All of the entries must be reproduced exactly, with no images carried over.

▸ Information provided
--- BEGIN ---

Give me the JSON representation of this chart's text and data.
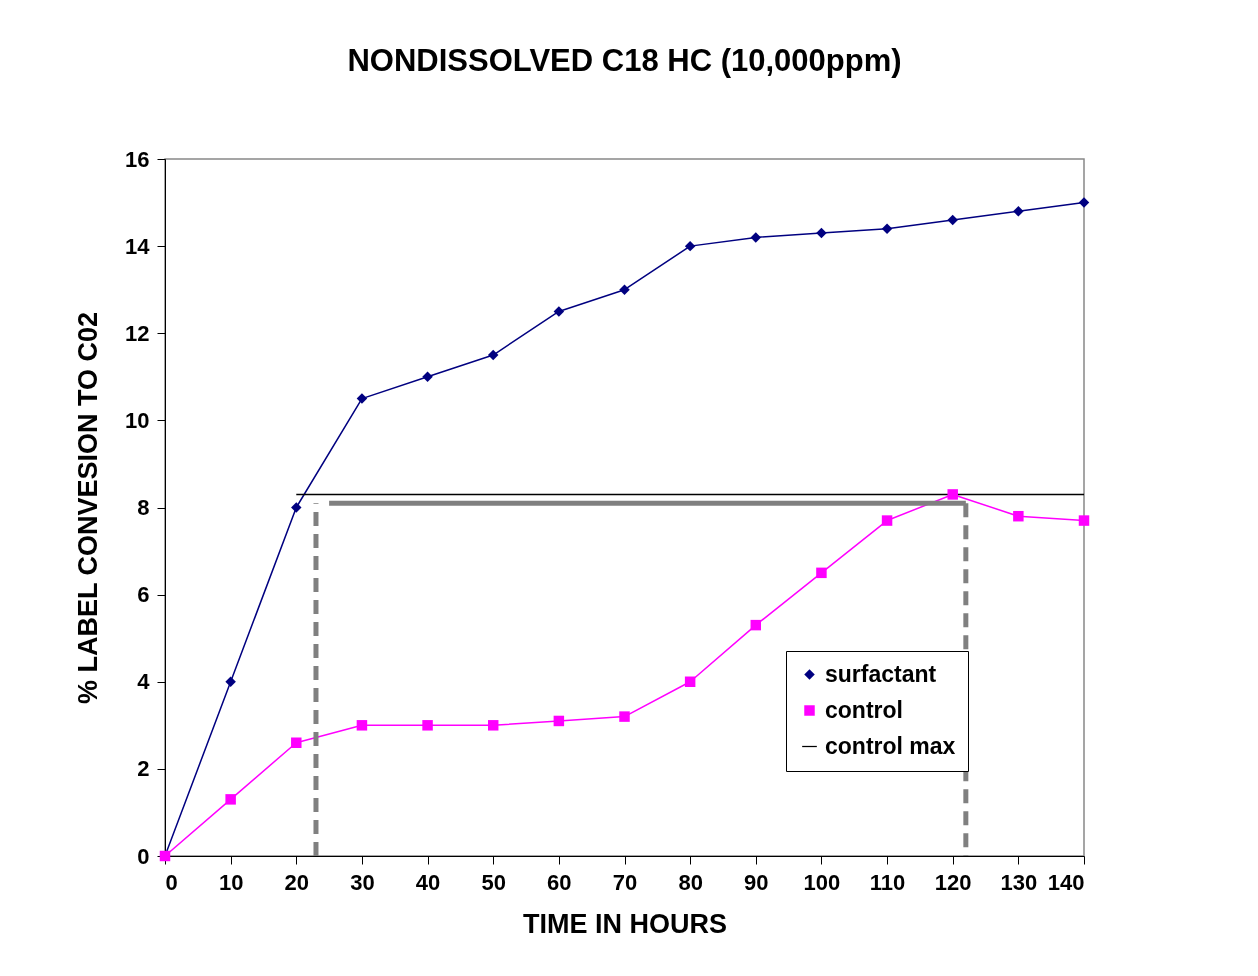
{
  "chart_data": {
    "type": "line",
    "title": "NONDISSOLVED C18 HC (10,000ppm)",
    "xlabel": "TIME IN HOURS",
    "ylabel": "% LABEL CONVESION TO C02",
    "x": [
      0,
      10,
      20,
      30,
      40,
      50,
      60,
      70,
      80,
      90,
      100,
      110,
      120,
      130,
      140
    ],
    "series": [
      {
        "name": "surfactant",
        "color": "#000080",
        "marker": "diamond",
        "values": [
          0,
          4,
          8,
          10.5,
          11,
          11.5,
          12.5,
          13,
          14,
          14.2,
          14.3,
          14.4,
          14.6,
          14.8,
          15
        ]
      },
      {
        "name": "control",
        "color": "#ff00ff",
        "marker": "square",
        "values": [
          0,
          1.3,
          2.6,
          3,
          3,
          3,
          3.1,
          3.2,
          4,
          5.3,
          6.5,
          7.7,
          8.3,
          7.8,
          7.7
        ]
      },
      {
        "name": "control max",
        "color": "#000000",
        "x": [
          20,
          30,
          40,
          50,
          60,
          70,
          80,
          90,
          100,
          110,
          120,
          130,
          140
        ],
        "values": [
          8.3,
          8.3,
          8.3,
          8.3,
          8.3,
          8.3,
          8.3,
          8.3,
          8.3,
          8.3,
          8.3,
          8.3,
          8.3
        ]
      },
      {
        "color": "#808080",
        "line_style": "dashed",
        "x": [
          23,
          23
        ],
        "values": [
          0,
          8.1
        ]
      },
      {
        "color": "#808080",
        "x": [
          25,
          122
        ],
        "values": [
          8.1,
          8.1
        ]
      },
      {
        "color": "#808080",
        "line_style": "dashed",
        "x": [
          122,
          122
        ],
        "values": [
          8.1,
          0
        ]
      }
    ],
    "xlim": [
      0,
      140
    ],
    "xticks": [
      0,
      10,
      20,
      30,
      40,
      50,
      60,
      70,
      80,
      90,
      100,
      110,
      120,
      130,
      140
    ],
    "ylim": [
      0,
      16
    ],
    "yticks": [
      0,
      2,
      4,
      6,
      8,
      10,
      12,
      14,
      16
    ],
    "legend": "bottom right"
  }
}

--- END ---

▸ Solution to this exercise
Give me the JSON representation of this chart's text and data.
{
  "chart_data": {
    "type": "line",
    "title": "NONDISSOLVED C18 HC (10,000ppm)",
    "xlabel": "TIME IN HOURS",
    "ylabel": "% LABEL CONVESION TO C02",
    "x": [
      0,
      10,
      20,
      30,
      40,
      50,
      60,
      70,
      80,
      90,
      100,
      110,
      120,
      130,
      140
    ],
    "series": [
      {
        "name": "surfactant",
        "color": "#000080",
        "marker": "diamond",
        "values": [
          0,
          4,
          8,
          10.5,
          11,
          11.5,
          12.5,
          13,
          14,
          14.2,
          14.3,
          14.4,
          14.6,
          14.8,
          15
        ]
      },
      {
        "name": "control",
        "color": "#ff00ff",
        "marker": "square",
        "values": [
          0,
          1.3,
          2.6,
          3,
          3,
          3,
          3.1,
          3.2,
          4,
          5.3,
          6.5,
          7.7,
          8.3,
          7.8,
          7.7
        ]
      },
      {
        "name": "control max",
        "color": "#000000",
        "x": [
          20,
          30,
          40,
          50,
          60,
          70,
          80,
          90,
          100,
          110,
          120,
          130,
          140
        ],
        "values": [
          8.3,
          8.3,
          8.3,
          8.3,
          8.3,
          8.3,
          8.3,
          8.3,
          8.3,
          8.3,
          8.3,
          8.3,
          8.3
        ]
      },
      {
        "color": "#808080",
        "line_style": "dashed",
        "x": [
          23,
          23
        ],
        "values": [
          0,
          8.1
        ]
      },
      {
        "color": "#808080",
        "x": [
          25,
          122
        ],
        "values": [
          8.1,
          8.1
        ]
      },
      {
        "color": "#808080",
        "line_style": "dashed",
        "x": [
          122,
          122
        ],
        "values": [
          8.1,
          0
        ]
      }
    ],
    "xlim": [
      0,
      140
    ],
    "xticks": [
      0,
      10,
      20,
      30,
      40,
      50,
      60,
      70,
      80,
      90,
      100,
      110,
      120,
      130,
      140
    ],
    "ylim": [
      0,
      16
    ],
    "yticks": [
      0,
      2,
      4,
      6,
      8,
      10,
      12,
      14,
      16
    ],
    "legend": "bottom right"
  }
}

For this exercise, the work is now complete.